--- Begin ---

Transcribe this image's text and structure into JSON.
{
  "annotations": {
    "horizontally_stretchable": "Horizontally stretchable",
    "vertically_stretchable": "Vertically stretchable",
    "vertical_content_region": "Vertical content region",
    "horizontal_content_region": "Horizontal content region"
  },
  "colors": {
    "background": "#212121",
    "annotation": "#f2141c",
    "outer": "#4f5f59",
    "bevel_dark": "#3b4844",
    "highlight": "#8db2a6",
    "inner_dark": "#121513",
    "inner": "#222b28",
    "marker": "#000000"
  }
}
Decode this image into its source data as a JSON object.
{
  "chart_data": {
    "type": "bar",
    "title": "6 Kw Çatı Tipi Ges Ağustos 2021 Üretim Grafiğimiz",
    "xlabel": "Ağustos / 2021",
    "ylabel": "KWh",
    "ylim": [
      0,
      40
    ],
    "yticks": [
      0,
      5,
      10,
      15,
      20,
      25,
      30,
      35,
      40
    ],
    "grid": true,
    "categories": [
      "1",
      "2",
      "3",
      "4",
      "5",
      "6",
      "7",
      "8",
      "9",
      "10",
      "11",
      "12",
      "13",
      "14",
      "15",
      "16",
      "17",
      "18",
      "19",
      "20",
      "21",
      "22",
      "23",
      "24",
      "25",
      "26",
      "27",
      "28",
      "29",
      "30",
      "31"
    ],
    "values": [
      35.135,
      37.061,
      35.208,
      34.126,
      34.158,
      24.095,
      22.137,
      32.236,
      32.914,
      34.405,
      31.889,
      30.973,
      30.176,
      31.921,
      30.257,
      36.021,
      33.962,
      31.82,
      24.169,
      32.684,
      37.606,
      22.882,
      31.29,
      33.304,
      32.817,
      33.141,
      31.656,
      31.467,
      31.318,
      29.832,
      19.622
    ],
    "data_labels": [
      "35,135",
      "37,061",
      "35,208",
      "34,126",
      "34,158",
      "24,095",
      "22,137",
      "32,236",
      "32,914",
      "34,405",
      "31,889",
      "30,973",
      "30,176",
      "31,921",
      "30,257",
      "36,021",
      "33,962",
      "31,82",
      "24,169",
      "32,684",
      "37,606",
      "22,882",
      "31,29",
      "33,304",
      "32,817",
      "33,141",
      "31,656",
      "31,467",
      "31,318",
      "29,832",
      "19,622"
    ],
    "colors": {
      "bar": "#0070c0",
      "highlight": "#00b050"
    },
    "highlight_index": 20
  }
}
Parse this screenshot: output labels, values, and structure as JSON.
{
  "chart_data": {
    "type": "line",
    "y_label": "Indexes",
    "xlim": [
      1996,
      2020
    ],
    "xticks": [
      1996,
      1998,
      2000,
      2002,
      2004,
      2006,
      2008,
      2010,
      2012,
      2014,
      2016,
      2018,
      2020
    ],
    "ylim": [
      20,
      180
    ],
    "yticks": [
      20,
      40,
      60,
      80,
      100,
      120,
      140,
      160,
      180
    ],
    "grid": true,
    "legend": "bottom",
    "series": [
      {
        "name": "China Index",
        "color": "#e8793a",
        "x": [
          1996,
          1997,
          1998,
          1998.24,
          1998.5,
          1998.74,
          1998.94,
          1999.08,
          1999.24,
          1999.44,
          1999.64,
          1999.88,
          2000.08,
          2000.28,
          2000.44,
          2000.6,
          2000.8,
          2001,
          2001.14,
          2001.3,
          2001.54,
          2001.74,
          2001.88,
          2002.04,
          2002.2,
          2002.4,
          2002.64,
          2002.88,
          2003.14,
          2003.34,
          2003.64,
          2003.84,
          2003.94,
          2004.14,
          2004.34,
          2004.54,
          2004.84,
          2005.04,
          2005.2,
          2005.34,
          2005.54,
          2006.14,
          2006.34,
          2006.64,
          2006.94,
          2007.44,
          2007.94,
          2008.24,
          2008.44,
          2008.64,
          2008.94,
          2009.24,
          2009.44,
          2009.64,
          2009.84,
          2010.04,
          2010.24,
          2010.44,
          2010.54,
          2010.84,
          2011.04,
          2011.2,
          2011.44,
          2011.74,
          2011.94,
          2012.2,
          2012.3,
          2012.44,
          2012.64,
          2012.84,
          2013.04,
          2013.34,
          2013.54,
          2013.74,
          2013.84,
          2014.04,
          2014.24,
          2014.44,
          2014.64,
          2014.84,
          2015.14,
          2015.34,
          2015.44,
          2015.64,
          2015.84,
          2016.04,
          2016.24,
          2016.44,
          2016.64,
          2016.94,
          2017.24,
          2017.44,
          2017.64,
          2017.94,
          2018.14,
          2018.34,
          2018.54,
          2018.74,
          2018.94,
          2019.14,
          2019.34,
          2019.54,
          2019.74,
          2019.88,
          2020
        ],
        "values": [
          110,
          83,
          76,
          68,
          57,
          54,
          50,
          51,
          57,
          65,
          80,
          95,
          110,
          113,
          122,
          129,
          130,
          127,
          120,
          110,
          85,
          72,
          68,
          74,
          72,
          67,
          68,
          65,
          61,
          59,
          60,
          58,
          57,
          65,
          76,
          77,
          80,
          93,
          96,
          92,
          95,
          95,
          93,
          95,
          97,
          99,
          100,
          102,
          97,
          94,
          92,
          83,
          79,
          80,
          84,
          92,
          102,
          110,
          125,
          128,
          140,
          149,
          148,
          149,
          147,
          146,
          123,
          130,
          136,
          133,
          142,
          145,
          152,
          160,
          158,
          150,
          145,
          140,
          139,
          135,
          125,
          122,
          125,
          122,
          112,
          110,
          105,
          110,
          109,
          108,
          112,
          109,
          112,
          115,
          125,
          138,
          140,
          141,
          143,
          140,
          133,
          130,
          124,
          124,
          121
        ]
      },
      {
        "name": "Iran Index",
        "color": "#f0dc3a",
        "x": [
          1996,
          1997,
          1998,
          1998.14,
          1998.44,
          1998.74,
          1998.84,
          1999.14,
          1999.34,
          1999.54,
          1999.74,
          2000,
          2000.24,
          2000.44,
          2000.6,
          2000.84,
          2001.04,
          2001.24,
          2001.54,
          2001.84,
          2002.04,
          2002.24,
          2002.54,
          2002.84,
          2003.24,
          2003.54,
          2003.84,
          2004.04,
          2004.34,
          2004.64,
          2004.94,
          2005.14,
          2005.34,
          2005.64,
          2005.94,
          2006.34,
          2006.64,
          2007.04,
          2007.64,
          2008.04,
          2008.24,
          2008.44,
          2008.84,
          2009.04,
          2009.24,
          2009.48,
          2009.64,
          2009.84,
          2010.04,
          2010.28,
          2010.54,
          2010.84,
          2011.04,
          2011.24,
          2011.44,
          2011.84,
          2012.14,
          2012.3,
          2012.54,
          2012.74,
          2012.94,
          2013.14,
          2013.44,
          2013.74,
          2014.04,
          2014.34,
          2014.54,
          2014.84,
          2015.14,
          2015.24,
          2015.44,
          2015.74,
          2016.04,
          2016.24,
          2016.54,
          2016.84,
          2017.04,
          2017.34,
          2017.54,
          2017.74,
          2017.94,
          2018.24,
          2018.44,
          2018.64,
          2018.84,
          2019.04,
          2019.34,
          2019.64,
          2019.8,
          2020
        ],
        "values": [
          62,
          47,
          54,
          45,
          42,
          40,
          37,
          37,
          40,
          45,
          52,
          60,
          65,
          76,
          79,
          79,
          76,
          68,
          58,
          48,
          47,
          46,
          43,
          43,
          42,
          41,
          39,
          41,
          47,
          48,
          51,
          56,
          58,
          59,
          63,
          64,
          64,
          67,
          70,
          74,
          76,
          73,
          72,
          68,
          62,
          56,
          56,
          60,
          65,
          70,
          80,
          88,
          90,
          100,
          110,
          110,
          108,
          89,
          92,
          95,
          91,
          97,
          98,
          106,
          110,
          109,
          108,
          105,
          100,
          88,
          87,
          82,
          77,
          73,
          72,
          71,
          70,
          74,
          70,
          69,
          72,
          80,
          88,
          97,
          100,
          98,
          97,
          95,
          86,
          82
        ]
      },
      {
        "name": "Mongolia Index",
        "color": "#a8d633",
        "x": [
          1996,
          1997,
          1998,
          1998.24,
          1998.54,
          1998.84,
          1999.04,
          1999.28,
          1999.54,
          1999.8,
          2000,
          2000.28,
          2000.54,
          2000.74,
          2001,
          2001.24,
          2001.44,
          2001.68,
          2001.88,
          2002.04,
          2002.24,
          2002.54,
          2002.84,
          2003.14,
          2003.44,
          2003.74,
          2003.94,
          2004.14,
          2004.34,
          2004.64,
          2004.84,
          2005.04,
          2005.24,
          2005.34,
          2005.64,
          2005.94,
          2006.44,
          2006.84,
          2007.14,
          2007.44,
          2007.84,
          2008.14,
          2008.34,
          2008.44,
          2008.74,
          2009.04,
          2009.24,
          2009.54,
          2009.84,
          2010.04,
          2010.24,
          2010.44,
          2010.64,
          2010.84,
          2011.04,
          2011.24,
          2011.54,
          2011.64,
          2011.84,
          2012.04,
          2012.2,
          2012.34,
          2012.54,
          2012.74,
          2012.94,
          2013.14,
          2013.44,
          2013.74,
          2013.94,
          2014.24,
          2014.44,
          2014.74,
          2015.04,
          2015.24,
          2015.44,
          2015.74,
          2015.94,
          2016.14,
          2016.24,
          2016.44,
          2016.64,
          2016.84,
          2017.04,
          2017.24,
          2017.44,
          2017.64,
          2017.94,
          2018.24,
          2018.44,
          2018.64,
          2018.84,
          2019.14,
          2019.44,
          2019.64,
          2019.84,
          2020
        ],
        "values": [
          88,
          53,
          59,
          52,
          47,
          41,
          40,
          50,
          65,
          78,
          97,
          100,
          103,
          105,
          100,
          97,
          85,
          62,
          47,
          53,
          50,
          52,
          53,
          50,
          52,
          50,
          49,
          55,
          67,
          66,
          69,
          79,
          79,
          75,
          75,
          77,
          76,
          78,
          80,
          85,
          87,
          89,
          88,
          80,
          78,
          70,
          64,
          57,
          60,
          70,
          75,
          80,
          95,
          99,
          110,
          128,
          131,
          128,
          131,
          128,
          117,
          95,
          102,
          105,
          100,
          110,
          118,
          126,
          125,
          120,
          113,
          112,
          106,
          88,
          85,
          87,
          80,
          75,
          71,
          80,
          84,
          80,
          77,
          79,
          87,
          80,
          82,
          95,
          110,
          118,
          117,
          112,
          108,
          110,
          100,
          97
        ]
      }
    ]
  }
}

--- End ---

From the listing above, copy out each line where the word "stretchable" appears.

— SOLUTION —
    "horizontally_stretchable": "Horizontally stretchable",
    "vertically_stretchable": "Vertically stretchable",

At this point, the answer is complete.